• **What is being asked**: Write the data out again exactly, with every picture removed.

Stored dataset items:
BEGIN

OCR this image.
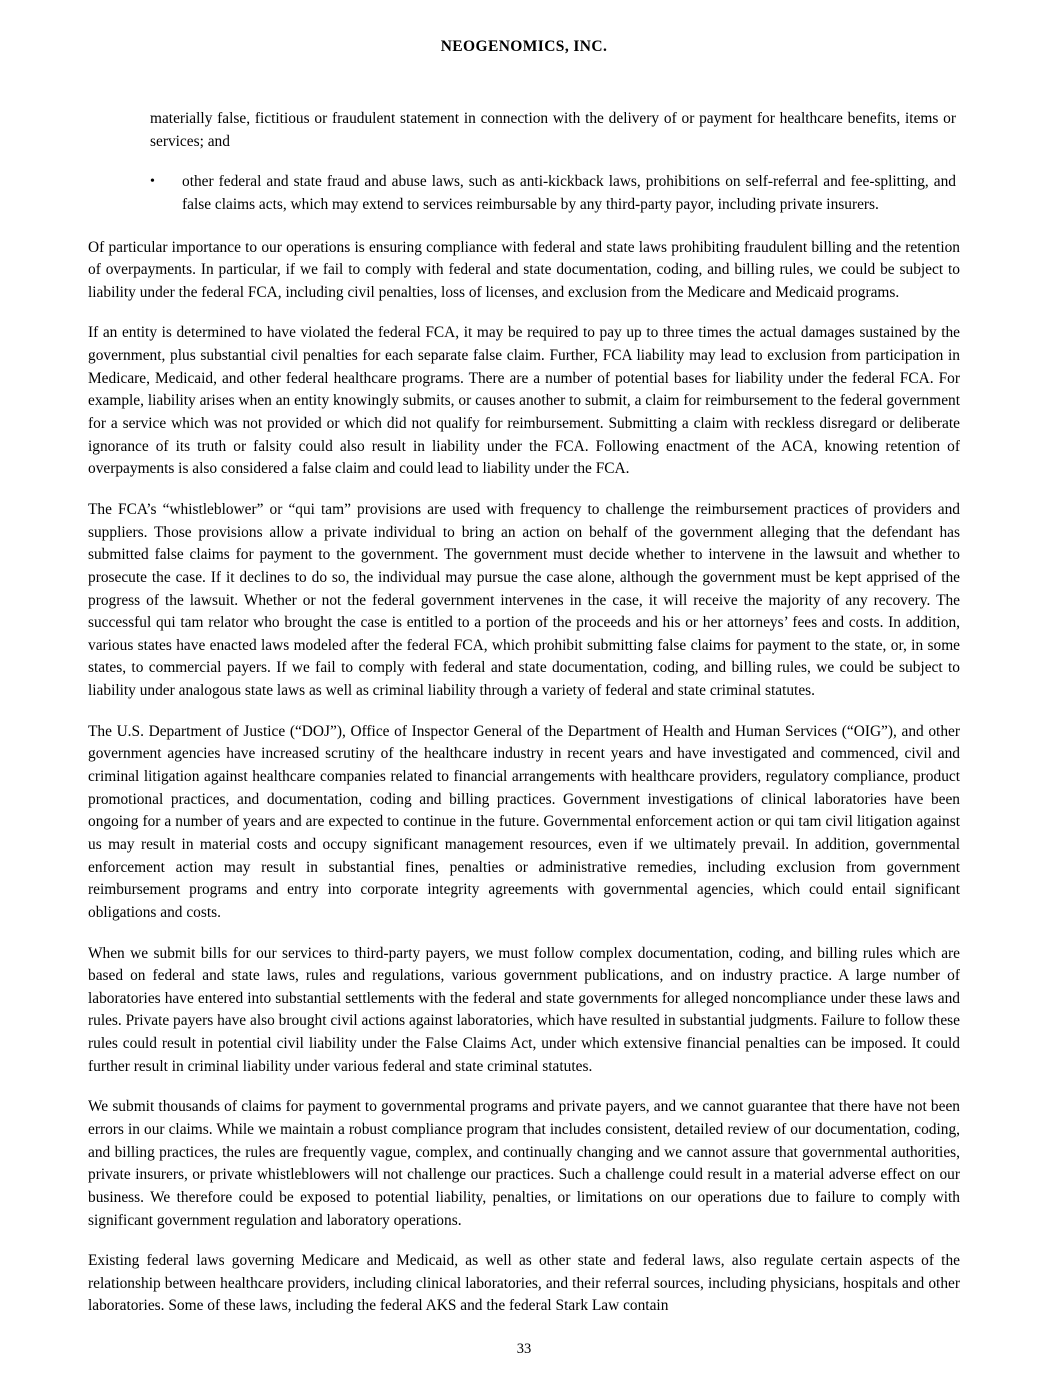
NEOGENOMICS, INC.

materially false, fictitious or fraudulent statement in connection with the delivery of or payment for healthcare benefits, items or services; and

• other federal and state fraud and abuse laws, such as anti-kickback laws, prohibitions on self-referral and fee-splitting, and false claims acts, which may extend to services reimbursable by any third-party payor, including private insurers.

Of particular importance to our operations is ensuring compliance with federal and state laws prohibiting fraudulent billing and the retention of overpayments. In particular, if we fail to comply with federal and state documentation, coding, and billing rules, we could be subject to liability under the federal FCA, including civil penalties, loss of licenses, and exclusion from the Medicare and Medicaid programs.

If an entity is determined to have violated the federal FCA, it may be required to pay up to three times the actual damages sustained by the government, plus substantial civil penalties for each separate false claim. Further, FCA liability may lead to exclusion from participation in Medicare, Medicaid, and other federal healthcare programs. There are a number of potential bases for liability under the federal FCA. For example, liability arises when an entity knowingly submits, or causes another to submit, a claim for reimbursement to the federal government for a service which was not provided or which did not qualify for reimbursement. Submitting a claim with reckless disregard or deliberate ignorance of its truth or falsity could also result in liability under the FCA. Following enactment of the ACA, knowing retention of overpayments is also considered a false claim and could lead to liability under the FCA.

The FCA’s “whistleblower” or “qui tam” provisions are used with frequency to challenge the reimbursement practices of providers and suppliers. Those provisions allow a private individual to bring an action on behalf of the government alleging that the defendant has submitted false claims for payment to the government. The government must decide whether to intervene in the lawsuit and whether to prosecute the case. If it declines to do so, the individual may pursue the case alone, although the government must be kept apprised of the progress of the lawsuit. Whether or not the federal government intervenes in the case, it will receive the majority of any recovery. The successful qui tam relator who brought the case is entitled to a portion of the proceeds and his or her attorneys’ fees and costs. In addition, various states have enacted laws modeled after the federal FCA, which prohibit submitting false claims for payment to the state, or, in some states, to commercial payers. If we fail to comply with federal and state documentation, coding, and billing rules, we could be subject to liability under analogous state laws as well as criminal liability through a variety of federal and state criminal statutes.

The U.S. Department of Justice (“DOJ”), Office of Inspector General of the Department of Health and Human Services (“OIG”), and other government agencies have increased scrutiny of the healthcare industry in recent years and have investigated and commenced, civil and criminal litigation against healthcare companies related to financial arrangements with healthcare providers, regulatory compliance, product promotional practices, and documentation, coding and billing practices. Government investigations of clinical laboratories have been ongoing for a number of years and are expected to continue in the future. Governmental enforcement action or qui tam civil litigation against us may result in material costs and occupy significant management resources, even if we ultimately prevail. In addition, governmental enforcement action may result in substantial fines, penalties or administrative remedies, including exclusion from government reimbursement programs and entry into corporate integrity agreements with governmental agencies, which could entail significant obligations and costs.

When we submit bills for our services to third-party payers, we must follow complex documentation, coding, and billing rules which are based on federal and state laws, rules and regulations, various government publications, and on industry practice. A large number of laboratories have entered into substantial settlements with the federal and state governments for alleged noncompliance under these laws and rules. Private payers have also brought civil actions against laboratories, which have resulted in substantial judgments. Failure to follow these rules could result in potential civil liability under the False Claims Act, under which extensive financial penalties can be imposed. It could further result in criminal liability under various federal and state criminal statutes.

We submit thousands of claims for payment to governmental programs and private payers, and we cannot guarantee that there have not been errors in our claims. While we maintain a robust compliance program that includes consistent, detailed review of our documentation, coding, and billing practices, the rules are frequently vague, complex, and continually changing and we cannot assure that governmental authorities, private insurers, or private whistleblowers will not challenge our practices. Such a challenge could result in a material adverse effect on our business. We therefore could be exposed to potential liability, penalties, or limitations on our operations due to failure to comply with significant government regulation and laboratory operations.

Existing federal laws governing Medicare and Medicaid, as well as other state and federal laws, also regulate certain aspects of the relationship between healthcare providers, including clinical laboratories, and their referral sources, including physicians, hospitals and other laboratories. Some of these laws, including the federal AKS and the federal Stark Law contain

33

END

• **Answer to the exercise**:
OCR this image.
NEOGENOMICS, INC.

materially false, fictitious or fraudulent statement in connection with the delivery of or payment for healthcare benefits, items or services; and

• other federal and state fraud and abuse laws, such as anti-kickback laws, prohibitions on self-referral and fee-splitting, and false claims acts, which may extend to services reimbursable by any third-party payor, including private insurers.

Of particular importance to our operations is ensuring compliance with federal and state laws prohibiting fraudulent billing and the retention of overpayments. In particular, if we fail to comply with federal and state documentation, coding, and billing rules, we could be subject to liability under the federal FCA, including civil penalties, loss of licenses, and exclusion from the Medicare and Medicaid programs.

If an entity is determined to have violated the federal FCA, it may be required to pay up to three times the actual damages sustained by the government, plus substantial civil penalties for each separate false claim. Further, FCA liability may lead to exclusion from participation in Medicare, Medicaid, and other federal healthcare programs. There are a number of potential bases for liability under the federal FCA. For example, liability arises when an entity knowingly submits, or causes another to submit, a claim for reimbursement to the federal government for a service which was not provided or which did not qualify for reimbursement. Submitting a claim with reckless disregard or deliberate ignorance of its truth or falsity could also result in liability under the FCA. Following enactment of the ACA, knowing retention of overpayments is also considered a false claim and could lead to liability under the FCA.

The FCA’s “whistleblower” or “qui tam” provisions are used with frequency to challenge the reimbursement practices of providers and suppliers. Those provisions allow a private individual to bring an action on behalf of the government alleging that the defendant has submitted false claims for payment to the government. The government must decide whether to intervene in the lawsuit and whether to prosecute the case. If it declines to do so, the individual may pursue the case alone, although the government must be kept apprised of the progress of the lawsuit. Whether or not the federal government intervenes in the case, it will receive the majority of any recovery. The successful qui tam relator who brought the case is entitled to a portion of the proceeds and his or her attorneys’ fees and costs. In addition, various states have enacted laws modeled after the federal FCA, which prohibit submitting false claims for payment to the state, or, in some states, to commercial payers. If we fail to comply with federal and state documentation, coding, and billing rules, we could be subject to liability under analogous state laws as well as criminal liability through a variety of federal and state criminal statutes.

The U.S. Department of Justice (“DOJ”), Office of Inspector General of the Department of Health and Human Services (“OIG”), and other government agencies have increased scrutiny of the healthcare industry in recent years and have investigated and commenced, civil and criminal litigation against healthcare companies related to financial arrangements with healthcare providers, regulatory compliance, product promotional practices, and documentation, coding and billing practices. Government investigations of clinical laboratories have been ongoing for a number of years and are expected to continue in the future. Governmental enforcement action or qui tam civil litigation against us may result in material costs and occupy significant management resources, even if we ultimately prevail. In addition, governmental enforcement action may result in substantial fines, penalties or administrative remedies, including exclusion from government reimbursement programs and entry into corporate integrity agreements with governmental agencies, which could entail significant obligations and costs.

When we submit bills for our services to third-party payers, we must follow complex documentation, coding, and billing rules which are based on federal and state laws, rules and regulations, various government publications, and on industry practice. A large number of laboratories have entered into substantial settlements with the federal and state governments for alleged noncompliance under these laws and rules. Private payers have also brought civil actions against laboratories, which have resulted in substantial judgments. Failure to follow these rules could result in potential civil liability under the False Claims Act, under which extensive financial penalties can be imposed. It could further result in criminal liability under various federal and state criminal statutes.

We submit thousands of claims for payment to governmental programs and private payers, and we cannot guarantee that there have not been errors in our claims. While we maintain a robust compliance program that includes consistent, detailed review of our documentation, coding, and billing practices, the rules are frequently vague, complex, and continually changing and we cannot assure that governmental authorities, private insurers, or private whistleblowers will not challenge our practices. Such a challenge could result in a material adverse effect on our business. We therefore could be exposed to potential liability, penalties, or limitations on our operations due to failure to comply with significant government regulation and laboratory operations.

Existing federal laws governing Medicare and Medicaid, as well as other state and federal laws, also regulate certain aspects of the relationship between healthcare providers, including clinical laboratories, and their referral sources, including physicians, hospitals and other laboratories. Some of these laws, including the federal AKS and the federal Stark Law contain

33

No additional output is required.